Written problem: Scan the data beneath this task and copy each line that includes "operate".

Recorded data:
---+---

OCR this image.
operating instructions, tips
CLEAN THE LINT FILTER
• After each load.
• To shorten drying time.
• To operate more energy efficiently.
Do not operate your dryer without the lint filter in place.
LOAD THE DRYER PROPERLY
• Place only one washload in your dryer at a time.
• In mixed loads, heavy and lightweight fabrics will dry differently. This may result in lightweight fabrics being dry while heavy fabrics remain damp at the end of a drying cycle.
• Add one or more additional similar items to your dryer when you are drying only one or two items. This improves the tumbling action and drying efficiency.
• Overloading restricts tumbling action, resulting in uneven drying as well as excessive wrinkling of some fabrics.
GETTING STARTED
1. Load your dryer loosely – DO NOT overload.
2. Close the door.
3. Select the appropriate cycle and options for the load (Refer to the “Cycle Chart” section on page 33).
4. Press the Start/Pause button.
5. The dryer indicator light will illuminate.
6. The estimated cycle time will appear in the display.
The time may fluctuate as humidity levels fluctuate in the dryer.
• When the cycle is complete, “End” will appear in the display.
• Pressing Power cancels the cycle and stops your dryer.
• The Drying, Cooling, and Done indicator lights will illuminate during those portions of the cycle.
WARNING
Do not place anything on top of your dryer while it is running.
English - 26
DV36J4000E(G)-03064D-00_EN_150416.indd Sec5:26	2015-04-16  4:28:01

---+---

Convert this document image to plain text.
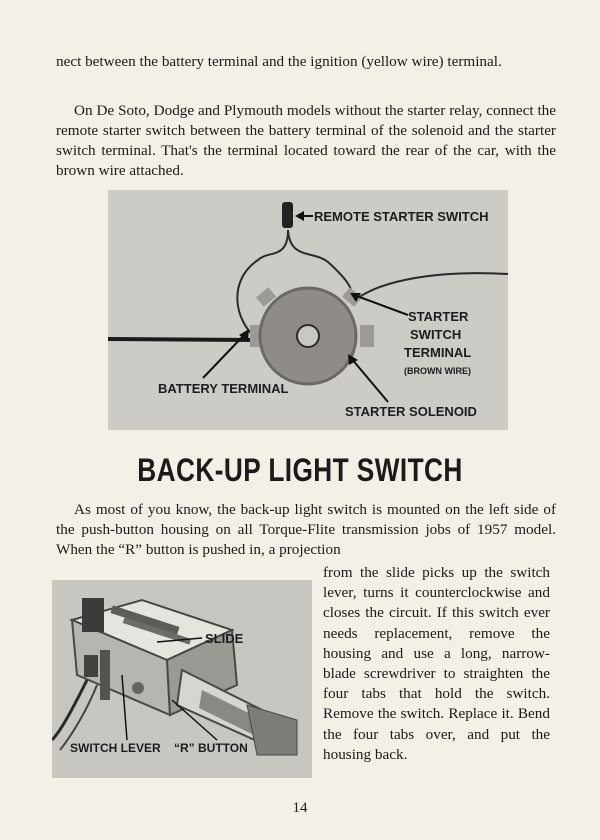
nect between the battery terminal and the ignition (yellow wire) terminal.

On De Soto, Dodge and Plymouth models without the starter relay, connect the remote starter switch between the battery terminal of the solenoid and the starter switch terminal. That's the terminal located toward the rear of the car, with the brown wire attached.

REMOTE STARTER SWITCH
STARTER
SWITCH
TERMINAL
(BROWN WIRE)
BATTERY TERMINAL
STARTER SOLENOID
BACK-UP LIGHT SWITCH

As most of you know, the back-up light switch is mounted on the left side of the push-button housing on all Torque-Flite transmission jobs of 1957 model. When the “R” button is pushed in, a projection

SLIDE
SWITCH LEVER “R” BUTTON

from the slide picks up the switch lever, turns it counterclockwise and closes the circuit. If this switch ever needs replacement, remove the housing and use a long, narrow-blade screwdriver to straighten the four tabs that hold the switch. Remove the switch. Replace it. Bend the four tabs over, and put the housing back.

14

---+---

Solution to this exercise:
• To operate more energy efficiently.
Do not operate your dryer without the lint filter in place.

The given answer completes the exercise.